◆ **TEKSTFRAGMENT**:

+ + + +

ECLI:NL:RBDHA:2024:19301
Rechtbank Den Haag
- Eerste aanleg - enkelvoudig
- Rechtspraak.nl
Weigering bevestiging optieverklaring voor verkrijging Nederlanderschap door Surinaamse eiser
In deze zaak heeft de Rechtbank Den Haag op 1 oktober 2024 uitspraak gedaan in een beroep van een eiser uit Suriname tegen de weigering van de minister van Buitenlandse Zaken om zijn optieverklaring ter verkrijging van het Nederlanderschap te bevestigen. De eiser, geboren op [geboortedatum 1] 1987 in [geboorteplaats], Suriname, heeft nooit in Nederland gewoond en verkreeg de Surinaamse nationaliteit door zijn vader, die het Nederlanderschap verloor na de onafhankelijkheid van Suriname. De vader van eiser verkreeg later opnieuw het Nederlanderschap, maar eiser voldeed niet aan de voorwaarden van de Rijkswet op het Nederlanderschap (RWN) om het Nederlanderschap te verkrijgen via zijn vader.

+ + + +

◆ **GEGEVENS**:
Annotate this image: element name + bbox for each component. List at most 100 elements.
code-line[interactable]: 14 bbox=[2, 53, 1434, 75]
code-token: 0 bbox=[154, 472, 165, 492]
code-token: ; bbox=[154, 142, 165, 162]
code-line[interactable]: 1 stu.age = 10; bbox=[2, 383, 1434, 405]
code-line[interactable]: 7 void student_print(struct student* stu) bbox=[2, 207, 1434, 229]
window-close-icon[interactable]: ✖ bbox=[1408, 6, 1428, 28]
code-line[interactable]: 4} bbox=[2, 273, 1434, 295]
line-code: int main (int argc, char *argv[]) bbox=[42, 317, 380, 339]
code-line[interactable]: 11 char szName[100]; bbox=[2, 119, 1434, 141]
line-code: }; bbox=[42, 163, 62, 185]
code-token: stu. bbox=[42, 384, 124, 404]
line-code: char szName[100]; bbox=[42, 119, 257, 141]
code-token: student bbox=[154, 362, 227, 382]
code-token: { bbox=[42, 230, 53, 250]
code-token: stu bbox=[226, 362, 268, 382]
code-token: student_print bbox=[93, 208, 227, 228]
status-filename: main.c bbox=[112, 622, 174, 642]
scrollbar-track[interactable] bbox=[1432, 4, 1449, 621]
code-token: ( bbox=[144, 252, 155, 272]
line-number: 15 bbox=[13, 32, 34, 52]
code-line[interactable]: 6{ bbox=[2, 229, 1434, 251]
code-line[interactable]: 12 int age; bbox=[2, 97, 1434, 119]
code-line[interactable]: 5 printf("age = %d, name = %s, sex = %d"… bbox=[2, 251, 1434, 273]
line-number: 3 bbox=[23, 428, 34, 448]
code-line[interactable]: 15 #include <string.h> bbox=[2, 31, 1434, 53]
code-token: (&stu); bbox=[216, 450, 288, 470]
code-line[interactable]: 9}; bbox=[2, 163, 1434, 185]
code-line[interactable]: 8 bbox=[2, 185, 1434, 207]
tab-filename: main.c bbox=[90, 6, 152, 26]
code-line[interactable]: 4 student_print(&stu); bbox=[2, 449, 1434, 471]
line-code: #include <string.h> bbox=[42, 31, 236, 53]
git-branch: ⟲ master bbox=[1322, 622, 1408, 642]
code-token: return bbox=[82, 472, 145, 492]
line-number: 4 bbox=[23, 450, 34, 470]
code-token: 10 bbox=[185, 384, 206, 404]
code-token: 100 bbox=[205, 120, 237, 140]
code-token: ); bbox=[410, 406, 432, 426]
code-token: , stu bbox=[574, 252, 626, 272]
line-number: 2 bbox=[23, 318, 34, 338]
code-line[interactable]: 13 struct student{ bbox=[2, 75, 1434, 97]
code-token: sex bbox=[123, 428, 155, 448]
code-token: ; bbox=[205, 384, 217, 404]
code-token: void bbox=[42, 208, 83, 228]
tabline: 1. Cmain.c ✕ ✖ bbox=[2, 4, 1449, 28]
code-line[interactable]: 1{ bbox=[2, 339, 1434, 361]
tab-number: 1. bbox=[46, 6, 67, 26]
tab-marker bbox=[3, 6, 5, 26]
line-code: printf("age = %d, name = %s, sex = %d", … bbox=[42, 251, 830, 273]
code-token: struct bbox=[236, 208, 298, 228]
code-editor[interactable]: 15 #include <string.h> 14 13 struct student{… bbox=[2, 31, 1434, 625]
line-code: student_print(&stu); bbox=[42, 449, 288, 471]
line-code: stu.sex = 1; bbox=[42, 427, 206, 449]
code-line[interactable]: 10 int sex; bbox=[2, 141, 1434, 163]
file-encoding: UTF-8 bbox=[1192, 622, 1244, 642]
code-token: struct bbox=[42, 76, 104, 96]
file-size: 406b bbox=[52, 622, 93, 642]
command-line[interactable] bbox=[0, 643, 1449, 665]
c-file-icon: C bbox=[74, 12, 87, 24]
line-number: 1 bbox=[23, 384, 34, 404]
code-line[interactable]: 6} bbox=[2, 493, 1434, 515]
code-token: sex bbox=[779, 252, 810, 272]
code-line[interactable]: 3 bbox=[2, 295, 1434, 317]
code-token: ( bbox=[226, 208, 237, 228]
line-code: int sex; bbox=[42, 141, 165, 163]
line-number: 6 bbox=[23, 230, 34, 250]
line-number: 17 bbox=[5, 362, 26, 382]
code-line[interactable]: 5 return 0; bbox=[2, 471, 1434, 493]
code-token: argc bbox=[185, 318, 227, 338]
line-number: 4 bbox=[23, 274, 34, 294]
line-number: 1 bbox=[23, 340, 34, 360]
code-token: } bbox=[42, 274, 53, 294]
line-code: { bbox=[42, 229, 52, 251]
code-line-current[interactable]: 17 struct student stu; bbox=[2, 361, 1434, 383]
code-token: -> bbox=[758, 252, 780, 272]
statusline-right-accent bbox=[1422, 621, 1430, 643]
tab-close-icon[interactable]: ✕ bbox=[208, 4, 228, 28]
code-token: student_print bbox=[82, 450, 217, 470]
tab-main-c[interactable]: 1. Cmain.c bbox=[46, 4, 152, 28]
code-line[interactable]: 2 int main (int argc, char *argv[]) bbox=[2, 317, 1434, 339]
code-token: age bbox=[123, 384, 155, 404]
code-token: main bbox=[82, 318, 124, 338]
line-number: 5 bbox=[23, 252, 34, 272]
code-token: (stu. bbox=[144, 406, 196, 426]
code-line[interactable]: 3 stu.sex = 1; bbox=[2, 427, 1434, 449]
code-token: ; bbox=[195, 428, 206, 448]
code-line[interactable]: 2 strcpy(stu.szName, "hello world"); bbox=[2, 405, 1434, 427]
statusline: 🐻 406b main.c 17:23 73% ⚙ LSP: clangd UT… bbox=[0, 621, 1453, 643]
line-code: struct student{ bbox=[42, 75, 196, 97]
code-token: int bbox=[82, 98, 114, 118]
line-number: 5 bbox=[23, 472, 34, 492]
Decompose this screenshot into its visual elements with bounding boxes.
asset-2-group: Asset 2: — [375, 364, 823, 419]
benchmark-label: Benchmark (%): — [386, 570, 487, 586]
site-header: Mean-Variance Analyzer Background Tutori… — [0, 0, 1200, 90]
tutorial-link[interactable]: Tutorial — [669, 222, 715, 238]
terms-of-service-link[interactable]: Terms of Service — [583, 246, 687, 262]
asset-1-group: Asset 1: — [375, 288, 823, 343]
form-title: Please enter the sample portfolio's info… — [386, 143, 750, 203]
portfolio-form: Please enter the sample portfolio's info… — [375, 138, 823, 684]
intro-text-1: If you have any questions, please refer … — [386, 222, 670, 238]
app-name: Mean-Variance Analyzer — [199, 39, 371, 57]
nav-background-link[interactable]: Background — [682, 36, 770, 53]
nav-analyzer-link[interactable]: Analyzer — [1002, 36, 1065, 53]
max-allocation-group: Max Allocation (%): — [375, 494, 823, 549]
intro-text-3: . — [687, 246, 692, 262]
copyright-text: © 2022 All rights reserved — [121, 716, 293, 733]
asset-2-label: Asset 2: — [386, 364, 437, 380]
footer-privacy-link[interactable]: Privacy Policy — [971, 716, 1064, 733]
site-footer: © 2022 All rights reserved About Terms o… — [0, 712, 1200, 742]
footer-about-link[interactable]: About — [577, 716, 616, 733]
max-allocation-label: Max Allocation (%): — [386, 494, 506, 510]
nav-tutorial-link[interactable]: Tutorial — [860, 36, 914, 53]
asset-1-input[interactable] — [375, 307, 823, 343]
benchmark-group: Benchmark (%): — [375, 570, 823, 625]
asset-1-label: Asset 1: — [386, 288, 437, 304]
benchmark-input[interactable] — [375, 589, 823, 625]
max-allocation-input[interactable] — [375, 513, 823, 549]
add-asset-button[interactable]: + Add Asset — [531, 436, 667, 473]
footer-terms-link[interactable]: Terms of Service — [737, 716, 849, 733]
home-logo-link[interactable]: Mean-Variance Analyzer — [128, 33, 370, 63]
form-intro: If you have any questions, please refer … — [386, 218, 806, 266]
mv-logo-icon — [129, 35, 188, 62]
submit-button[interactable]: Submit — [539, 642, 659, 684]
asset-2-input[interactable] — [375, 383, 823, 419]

+ + + +

◆ **OPDRACHTINSTRUCTIES**: Neem uit het tekstfragment over de optieverklaring letterlijk over wat tussen "ECLI:NL:RBDHA:2024:19301" en "via zijn vader." staat, beide inbegrepen.

◆ **UITWERKING**:
ECLI:NL:RBDHA:2024:19301
Rechtbank Den Haag
- Eerste aanleg - enkelvoudig
- Rechtspraak.nl
Weigering bevestiging optieverklaring voor verkrijging Nederlanderschap door Surinaamse eiser
In deze zaak heeft de Rechtbank Den Haag op 1 oktober 2024 uitspraak gedaan in een beroep van een eiser uit Suriname tegen de weigering van de minister van Buitenlandse Zaken om zijn optieverklaring ter verkrijging van het Nederlanderschap te bevestigen. De eiser, geboren op [geboortedatum 1] 1987 in [geboorteplaats], Suriname, heeft nooit in Nederland gewoond en verkreeg de Surinaamse nationaliteit door zijn vader, die het Nederlanderschap verloor na de onafhankelijkheid van Suriname. De vader van eiser verkreeg later opnieuw het Nederlanderschap, maar eiser voldeed niet aan de voorwaarden van de Rijkswet op het Nederlanderschap (RWN) om het Nederlanderschap te verkrijgen via zijn vader.